# [Task statement]
Transcribe all of the data exactly. Omit the pictures.

# [Input records]
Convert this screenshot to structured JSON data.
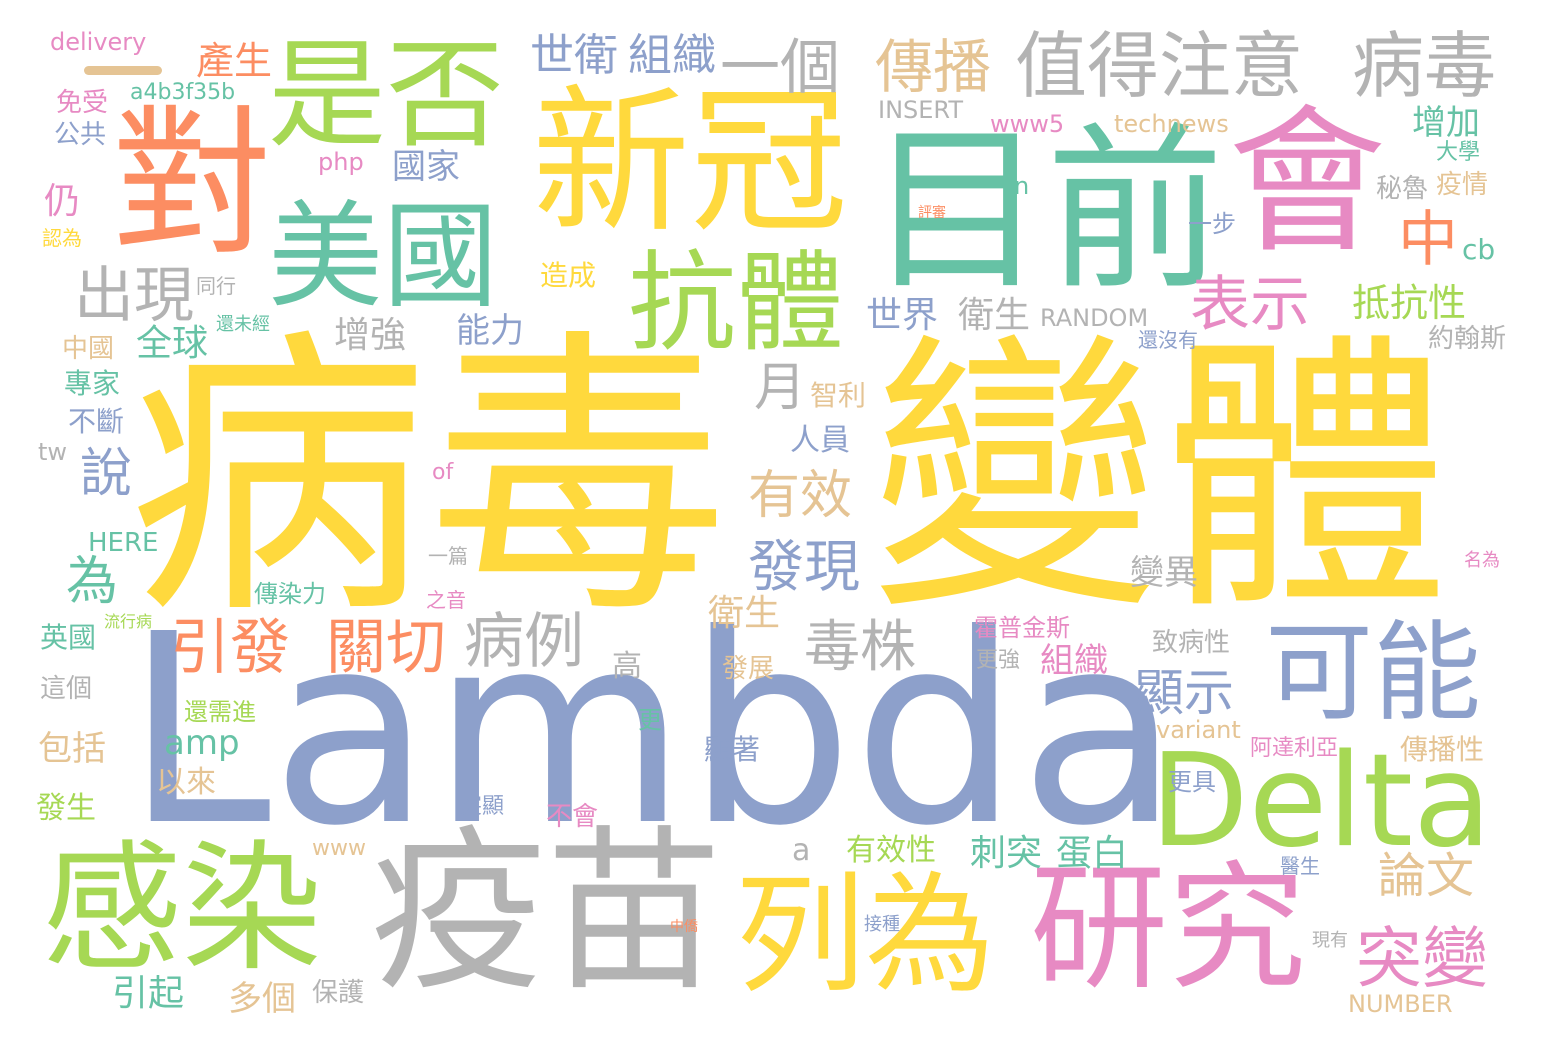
{
  "palette": {
    "yellow": "#FFD93D",
    "blue": "#8DA0CB",
    "green": "#A6D854",
    "teal": "#66C2A5",
    "orange": "#FC8D62",
    "pink": "#E78AC3",
    "tan": "#E5C494",
    "gray": "#B3B3B3"
  },
  "words": [
    {
      "text": "病毒",
      "color": "yellow"
    },
    {
      "text": "變體",
      "color": "yellow"
    },
    {
      "text": "Lambda",
      "color": "blue"
    },
    {
      "text": "目前",
      "color": "teal"
    },
    {
      "text": "新冠",
      "color": "yellow"
    },
    {
      "text": "對",
      "color": "orange"
    },
    {
      "text": "會",
      "color": "pink"
    },
    {
      "text": "疫苗",
      "color": "gray"
    },
    {
      "text": "研究",
      "color": "pink"
    },
    {
      "text": "列為",
      "color": "yellow"
    },
    {
      "text": "感染",
      "color": "green"
    },
    {
      "text": "Delta",
      "color": "green"
    },
    {
      "text": "可能",
      "color": "blue"
    },
    {
      "text": "美國",
      "color": "teal"
    },
    {
      "text": "是否",
      "color": "green"
    },
    {
      "text": "抗體",
      "color": "green"
    },
    {
      "text": "值得注意",
      "color": "gray"
    },
    {
      "text": "病毒",
      "color": "gray"
    },
    {
      "text": "一個",
      "color": "gray"
    },
    {
      "text": "傳播",
      "color": "tan"
    },
    {
      "text": "世衛",
      "color": "blue"
    },
    {
      "text": "組織",
      "color": "blue"
    },
    {
      "text": "產生",
      "color": "orange"
    },
    {
      "text": "delivery",
      "color": "pink"
    },
    {
      "text": "a4b3f35b",
      "color": "teal"
    },
    {
      "text": "出現",
      "color": "gray"
    },
    {
      "text": "表示",
      "color": "pink"
    },
    {
      "text": "中",
      "color": "orange"
    },
    {
      "text": "增加",
      "color": "teal"
    },
    {
      "text": "抵抗性",
      "color": "green"
    },
    {
      "text": "引發",
      "color": "orange"
    },
    {
      "text": "關切",
      "color": "orange"
    },
    {
      "text": "病例",
      "color": "gray"
    },
    {
      "text": "毒株",
      "color": "gray"
    },
    {
      "text": "發現",
      "color": "blue"
    },
    {
      "text": "有效",
      "color": "tan"
    },
    {
      "text": "月",
      "color": "gray"
    },
    {
      "text": "說",
      "color": "blue"
    },
    {
      "text": "為",
      "color": "teal"
    },
    {
      "text": "突變",
      "color": "pink"
    },
    {
      "text": "論文",
      "color": "tan"
    },
    {
      "text": "顯示",
      "color": "blue"
    },
    {
      "text": "變異",
      "color": "gray"
    },
    {
      "text": "全球",
      "color": "teal"
    },
    {
      "text": "增強",
      "color": "gray"
    },
    {
      "text": "能力",
      "color": "blue"
    },
    {
      "text": "世界",
      "color": "blue"
    },
    {
      "text": "衛生",
      "color": "gray"
    },
    {
      "text": "RANDOM",
      "color": "gray"
    },
    {
      "text": "約翰斯",
      "color": "gray"
    },
    {
      "text": "www5",
      "color": "pink"
    },
    {
      "text": "technews",
      "color": "tan"
    },
    {
      "text": "INSERT",
      "color": "gray"
    },
    {
      "text": "php",
      "color": "pink"
    },
    {
      "text": "國家",
      "color": "blue"
    },
    {
      "text": "免受",
      "color": "pink"
    },
    {
      "text": "公共",
      "color": "blue"
    },
    {
      "text": "仍",
      "color": "pink"
    },
    {
      "text": "認為",
      "color": "yellow"
    },
    {
      "text": "造成",
      "color": "yellow"
    },
    {
      "text": "同行",
      "color": "gray"
    },
    {
      "text": "中國",
      "color": "tan"
    },
    {
      "text": "專家",
      "color": "teal"
    },
    {
      "text": "不斷",
      "color": "blue"
    },
    {
      "text": "tw",
      "color": "gray"
    },
    {
      "text": "智利",
      "color": "tan"
    },
    {
      "text": "人員",
      "color": "blue"
    },
    {
      "text": "HERE",
      "color": "teal"
    },
    {
      "text": "傳染力",
      "color": "teal"
    },
    {
      "text": "英國",
      "color": "teal"
    },
    {
      "text": "包括",
      "color": "tan"
    },
    {
      "text": "amp",
      "color": "teal"
    },
    {
      "text": "以來",
      "color": "tan"
    },
    {
      "text": "發生",
      "color": "green"
    },
    {
      "text": "引起",
      "color": "teal"
    },
    {
      "text": "多個",
      "color": "tan"
    },
    {
      "text": "保護",
      "color": "gray"
    },
    {
      "text": "www",
      "color": "tan"
    },
    {
      "text": "a",
      "color": "gray"
    },
    {
      "text": "不會",
      "color": "pink"
    },
    {
      "text": "高",
      "color": "gray"
    },
    {
      "text": "衛生",
      "color": "tan"
    },
    {
      "text": "發展",
      "color": "tan"
    },
    {
      "text": "更",
      "color": "teal"
    },
    {
      "text": "顯著",
      "color": "blue"
    },
    {
      "text": "組織",
      "color": "pink"
    },
    {
      "text": "更強",
      "color": "gray"
    },
    {
      "text": "霍普金斯",
      "color": "pink"
    },
    {
      "text": "致病性",
      "color": "gray"
    },
    {
      "text": "variant",
      "color": "tan"
    },
    {
      "text": "傳播性",
      "color": "tan"
    },
    {
      "text": "阿達利亞",
      "color": "pink"
    },
    {
      "text": "更具",
      "color": "blue"
    },
    {
      "text": "刺突",
      "color": "teal"
    },
    {
      "text": "蛋白",
      "color": "teal"
    },
    {
      "text": "有效性",
      "color": "green"
    },
    {
      "text": "NUMBER",
      "color": "tan"
    },
    {
      "text": "還沒有",
      "color": "blue"
    },
    {
      "text": "大學",
      "color": "teal"
    },
    {
      "text": "疫情",
      "color": "tan"
    },
    {
      "text": "秘魯",
      "color": "gray"
    },
    {
      "text": "cb",
      "color": "teal"
    },
    {
      "text": "一步",
      "color": "blue"
    },
    {
      "text": "n",
      "color": "teal"
    },
    {
      "text": "還需進",
      "color": "green"
    },
    {
      "text": "這個",
      "color": "gray"
    },
    {
      "text": "突顯",
      "color": "blue"
    },
    {
      "text": "一篇",
      "color": "gray"
    },
    {
      "text": "之音",
      "color": "pink"
    },
    {
      "text": "of",
      "color": "pink"
    },
    {
      "text": "流行病",
      "color": "green"
    },
    {
      "text": "名為",
      "color": "pink"
    },
    {
      "text": "醫生",
      "color": "blue"
    },
    {
      "text": "現有",
      "color": "gray"
    },
    {
      "text": "接種",
      "color": "blue"
    },
    {
      "text": "中僑",
      "color": "orange"
    },
    {
      "text": "評審",
      "color": "orange"
    },
    {
      "text": "還未經",
      "color": "teal"
    }
  ]
}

# [Expected answer]
Convert this screenshot to structured JSON data.
{
  "palette": {
    "yellow": "#FFD93D",
    "blue": "#8DA0CB",
    "green": "#A6D854",
    "teal": "#66C2A5",
    "orange": "#FC8D62",
    "pink": "#E78AC3",
    "tan": "#E5C494",
    "gray": "#B3B3B3"
  },
  "words": [
    {
      "text": "病毒",
      "color": "yellow"
    },
    {
      "text": "變體",
      "color": "yellow"
    },
    {
      "text": "Lambda",
      "color": "blue"
    },
    {
      "text": "目前",
      "color": "teal"
    },
    {
      "text": "新冠",
      "color": "yellow"
    },
    {
      "text": "對",
      "color": "orange"
    },
    {
      "text": "會",
      "color": "pink"
    },
    {
      "text": "疫苗",
      "color": "gray"
    },
    {
      "text": "研究",
      "color": "pink"
    },
    {
      "text": "列為",
      "color": "yellow"
    },
    {
      "text": "感染",
      "color": "green"
    },
    {
      "text": "Delta",
      "color": "green"
    },
    {
      "text": "可能",
      "color": "blue"
    },
    {
      "text": "美國",
      "color": "teal"
    },
    {
      "text": "是否",
      "color": "green"
    },
    {
      "text": "抗體",
      "color": "green"
    },
    {
      "text": "值得注意",
      "color": "gray"
    },
    {
      "text": "病毒",
      "color": "gray"
    },
    {
      "text": "一個",
      "color": "gray"
    },
    {
      "text": "傳播",
      "color": "tan"
    },
    {
      "text": "世衛",
      "color": "blue"
    },
    {
      "text": "組織",
      "color": "blue"
    },
    {
      "text": "產生",
      "color": "orange"
    },
    {
      "text": "delivery",
      "color": "pink"
    },
    {
      "text": "a4b3f35b",
      "color": "teal"
    },
    {
      "text": "出現",
      "color": "gray"
    },
    {
      "text": "表示",
      "color": "pink"
    },
    {
      "text": "中",
      "color": "orange"
    },
    {
      "text": "增加",
      "color": "teal"
    },
    {
      "text": "抵抗性",
      "color": "green"
    },
    {
      "text": "引發",
      "color": "orange"
    },
    {
      "text": "關切",
      "color": "orange"
    },
    {
      "text": "病例",
      "color": "gray"
    },
    {
      "text": "毒株",
      "color": "gray"
    },
    {
      "text": "發現",
      "color": "blue"
    },
    {
      "text": "有效",
      "color": "tan"
    },
    {
      "text": "月",
      "color": "gray"
    },
    {
      "text": "說",
      "color": "blue"
    },
    {
      "text": "為",
      "color": "teal"
    },
    {
      "text": "突變",
      "color": "pink"
    },
    {
      "text": "論文",
      "color": "tan"
    },
    {
      "text": "顯示",
      "color": "blue"
    },
    {
      "text": "變異",
      "color": "gray"
    },
    {
      "text": "全球",
      "color": "teal"
    },
    {
      "text": "增強",
      "color": "gray"
    },
    {
      "text": "能力",
      "color": "blue"
    },
    {
      "text": "世界",
      "color": "blue"
    },
    {
      "text": "衛生",
      "color": "gray"
    },
    {
      "text": "RANDOM",
      "color": "gray"
    },
    {
      "text": "約翰斯",
      "color": "gray"
    },
    {
      "text": "www5",
      "color": "pink"
    },
    {
      "text": "technews",
      "color": "tan"
    },
    {
      "text": "INSERT",
      "color": "gray"
    },
    {
      "text": "php",
      "color": "pink"
    },
    {
      "text": "國家",
      "color": "blue"
    },
    {
      "text": "免受",
      "color": "pink"
    },
    {
      "text": "公共",
      "color": "blue"
    },
    {
      "text": "仍",
      "color": "pink"
    },
    {
      "text": "認為",
      "color": "yellow"
    },
    {
      "text": "造成",
      "color": "yellow"
    },
    {
      "text": "同行",
      "color": "gray"
    },
    {
      "text": "中國",
      "color": "tan"
    },
    {
      "text": "專家",
      "color": "teal"
    },
    {
      "text": "不斷",
      "color": "blue"
    },
    {
      "text": "tw",
      "color": "gray"
    },
    {
      "text": "智利",
      "color": "tan"
    },
    {
      "text": "人員",
      "color": "blue"
    },
    {
      "text": "HERE",
      "color": "teal"
    },
    {
      "text": "傳染力",
      "color": "teal"
    },
    {
      "text": "英國",
      "color": "teal"
    },
    {
      "text": "包括",
      "color": "tan"
    },
    {
      "text": "amp",
      "color": "teal"
    },
    {
      "text": "以來",
      "color": "tan"
    },
    {
      "text": "發生",
      "color": "green"
    },
    {
      "text": "引起",
      "color": "teal"
    },
    {
      "text": "多個",
      "color": "tan"
    },
    {
      "text": "保護",
      "color": "gray"
    },
    {
      "text": "www",
      "color": "tan"
    },
    {
      "text": "a",
      "color": "gray"
    },
    {
      "text": "不會",
      "color": "pink"
    },
    {
      "text": "高",
      "color": "gray"
    },
    {
      "text": "衛生",
      "color": "tan"
    },
    {
      "text": "發展",
      "color": "tan"
    },
    {
      "text": "更",
      "color": "teal"
    },
    {
      "text": "顯著",
      "color": "blue"
    },
    {
      "text": "組織",
      "color": "pink"
    },
    {
      "text": "更強",
      "color": "gray"
    },
    {
      "text": "霍普金斯",
      "color": "pink"
    },
    {
      "text": "致病性",
      "color": "gray"
    },
    {
      "text": "variant",
      "color": "tan"
    },
    {
      "text": "傳播性",
      "color": "tan"
    },
    {
      "text": "阿達利亞",
      "color": "pink"
    },
    {
      "text": "更具",
      "color": "blue"
    },
    {
      "text": "刺突",
      "color": "teal"
    },
    {
      "text": "蛋白",
      "color": "teal"
    },
    {
      "text": "有效性",
      "color": "green"
    },
    {
      "text": "NUMBER",
      "color": "tan"
    },
    {
      "text": "還沒有",
      "color": "blue"
    },
    {
      "text": "大學",
      "color": "teal"
    },
    {
      "text": "疫情",
      "color": "tan"
    },
    {
      "text": "秘魯",
      "color": "gray"
    },
    {
      "text": "cb",
      "color": "teal"
    },
    {
      "text": "一步",
      "color": "blue"
    },
    {
      "text": "n",
      "color": "teal"
    },
    {
      "text": "還需進",
      "color": "green"
    },
    {
      "text": "這個",
      "color": "gray"
    },
    {
      "text": "突顯",
      "color": "blue"
    },
    {
      "text": "一篇",
      "color": "gray"
    },
    {
      "text": "之音",
      "color": "pink"
    },
    {
      "text": "of",
      "color": "pink"
    },
    {
      "text": "流行病",
      "color": "green"
    },
    {
      "text": "名為",
      "color": "pink"
    },
    {
      "text": "醫生",
      "color": "blue"
    },
    {
      "text": "現有",
      "color": "gray"
    },
    {
      "text": "接種",
      "color": "blue"
    },
    {
      "text": "中僑",
      "color": "orange"
    },
    {
      "text": "評審",
      "color": "orange"
    },
    {
      "text": "還未經",
      "color": "teal"
    }
  ]
}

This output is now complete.